> Stated task: Each entry has to be copied exactly, with nothing missed.

> Data supplied:
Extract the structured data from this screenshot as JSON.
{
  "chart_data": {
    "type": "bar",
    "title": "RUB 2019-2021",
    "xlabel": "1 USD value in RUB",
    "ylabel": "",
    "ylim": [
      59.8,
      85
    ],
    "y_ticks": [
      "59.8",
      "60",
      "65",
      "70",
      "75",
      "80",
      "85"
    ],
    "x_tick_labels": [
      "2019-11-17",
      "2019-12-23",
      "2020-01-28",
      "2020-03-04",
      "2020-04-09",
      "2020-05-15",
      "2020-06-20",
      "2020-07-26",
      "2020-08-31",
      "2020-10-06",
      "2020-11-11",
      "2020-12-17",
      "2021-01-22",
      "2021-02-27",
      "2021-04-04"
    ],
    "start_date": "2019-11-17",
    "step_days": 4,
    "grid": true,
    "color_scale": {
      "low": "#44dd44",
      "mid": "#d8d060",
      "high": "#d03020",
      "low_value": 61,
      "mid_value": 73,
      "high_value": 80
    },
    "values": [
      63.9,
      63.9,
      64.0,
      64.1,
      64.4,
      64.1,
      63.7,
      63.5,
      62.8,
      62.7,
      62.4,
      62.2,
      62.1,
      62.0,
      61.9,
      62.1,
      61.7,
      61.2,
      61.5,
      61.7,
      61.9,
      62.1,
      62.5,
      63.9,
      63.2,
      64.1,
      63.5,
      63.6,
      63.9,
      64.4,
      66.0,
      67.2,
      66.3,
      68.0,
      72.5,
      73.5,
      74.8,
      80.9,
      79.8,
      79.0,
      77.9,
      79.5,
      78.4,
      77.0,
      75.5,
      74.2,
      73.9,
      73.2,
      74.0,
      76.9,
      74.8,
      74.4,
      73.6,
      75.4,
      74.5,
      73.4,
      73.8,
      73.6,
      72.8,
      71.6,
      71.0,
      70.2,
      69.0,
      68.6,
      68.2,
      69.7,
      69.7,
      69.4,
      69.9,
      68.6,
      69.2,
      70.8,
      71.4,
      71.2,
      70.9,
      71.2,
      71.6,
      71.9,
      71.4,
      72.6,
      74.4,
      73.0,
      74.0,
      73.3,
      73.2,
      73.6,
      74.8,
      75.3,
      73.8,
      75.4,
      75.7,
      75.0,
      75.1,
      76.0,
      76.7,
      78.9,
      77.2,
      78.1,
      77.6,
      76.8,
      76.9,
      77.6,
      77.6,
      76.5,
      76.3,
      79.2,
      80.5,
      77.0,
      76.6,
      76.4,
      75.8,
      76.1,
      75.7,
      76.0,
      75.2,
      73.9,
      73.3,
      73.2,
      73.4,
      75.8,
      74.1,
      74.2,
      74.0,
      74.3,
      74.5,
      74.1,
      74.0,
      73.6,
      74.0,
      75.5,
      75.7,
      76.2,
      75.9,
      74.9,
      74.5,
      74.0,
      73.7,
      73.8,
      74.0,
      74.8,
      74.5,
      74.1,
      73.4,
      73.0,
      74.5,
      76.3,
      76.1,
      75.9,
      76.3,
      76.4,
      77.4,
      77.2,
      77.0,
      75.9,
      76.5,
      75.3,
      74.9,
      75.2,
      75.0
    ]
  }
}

> Result:
Extract the structured data from this screenshot as JSON.
{
  "chart_data": {
    "type": "bar",
    "title": "RUB 2019-2021",
    "xlabel": "1 USD value in RUB",
    "ylabel": "",
    "ylim": [
      59.8,
      85
    ],
    "y_ticks": [
      "59.8",
      "60",
      "65",
      "70",
      "75",
      "80",
      "85"
    ],
    "x_tick_labels": [
      "2019-11-17",
      "2019-12-23",
      "2020-01-28",
      "2020-03-04",
      "2020-04-09",
      "2020-05-15",
      "2020-06-20",
      "2020-07-26",
      "2020-08-31",
      "2020-10-06",
      "2020-11-11",
      "2020-12-17",
      "2021-01-22",
      "2021-02-27",
      "2021-04-04"
    ],
    "start_date": "2019-11-17",
    "step_days": 4,
    "grid": true,
    "color_scale": {
      "low": "#44dd44",
      "mid": "#d8d060",
      "high": "#d03020",
      "low_value": 61,
      "mid_value": 73,
      "high_value": 80
    },
    "values": [
      63.9,
      63.9,
      64.0,
      64.1,
      64.4,
      64.1,
      63.7,
      63.5,
      62.8,
      62.7,
      62.4,
      62.2,
      62.1,
      62.0,
      61.9,
      62.1,
      61.7,
      61.2,
      61.5,
      61.7,
      61.9,
      62.1,
      62.5,
      63.9,
      63.2,
      64.1,
      63.5,
      63.6,
      63.9,
      64.4,
      66.0,
      67.2,
      66.3,
      68.0,
      72.5,
      73.5,
      74.8,
      80.9,
      79.8,
      79.0,
      77.9,
      79.5,
      78.4,
      77.0,
      75.5,
      74.2,
      73.9,
      73.2,
      74.0,
      76.9,
      74.8,
      74.4,
      73.6,
      75.4,
      74.5,
      73.4,
      73.8,
      73.6,
      72.8,
      71.6,
      71.0,
      70.2,
      69.0,
      68.6,
      68.2,
      69.7,
      69.7,
      69.4,
      69.9,
      68.6,
      69.2,
      70.8,
      71.4,
      71.2,
      70.9,
      71.2,
      71.6,
      71.9,
      71.4,
      72.6,
      74.4,
      73.0,
      74.0,
      73.3,
      73.2,
      73.6,
      74.8,
      75.3,
      73.8,
      75.4,
      75.7,
      75.0,
      75.1,
      76.0,
      76.7,
      78.9,
      77.2,
      78.1,
      77.6,
      76.8,
      76.9,
      77.6,
      77.6,
      76.5,
      76.3,
      79.2,
      80.5,
      77.0,
      76.6,
      76.4,
      75.8,
      76.1,
      75.7,
      76.0,
      75.2,
      73.9,
      73.3,
      73.2,
      73.4,
      75.8,
      74.1,
      74.2,
      74.0,
      74.3,
      74.5,
      74.1,
      74.0,
      73.6,
      74.0,
      75.5,
      75.7,
      76.2,
      75.9,
      74.9,
      74.5,
      74.0,
      73.7,
      73.8,
      74.0,
      74.8,
      74.5,
      74.1,
      73.4,
      73.0,
      74.5,
      76.3,
      76.1,
      75.9,
      76.3,
      76.4,
      77.4,
      77.2,
      77.0,
      75.9,
      76.5,
      75.3,
      74.9,
      75.2,
      75.0
    ]
  }
}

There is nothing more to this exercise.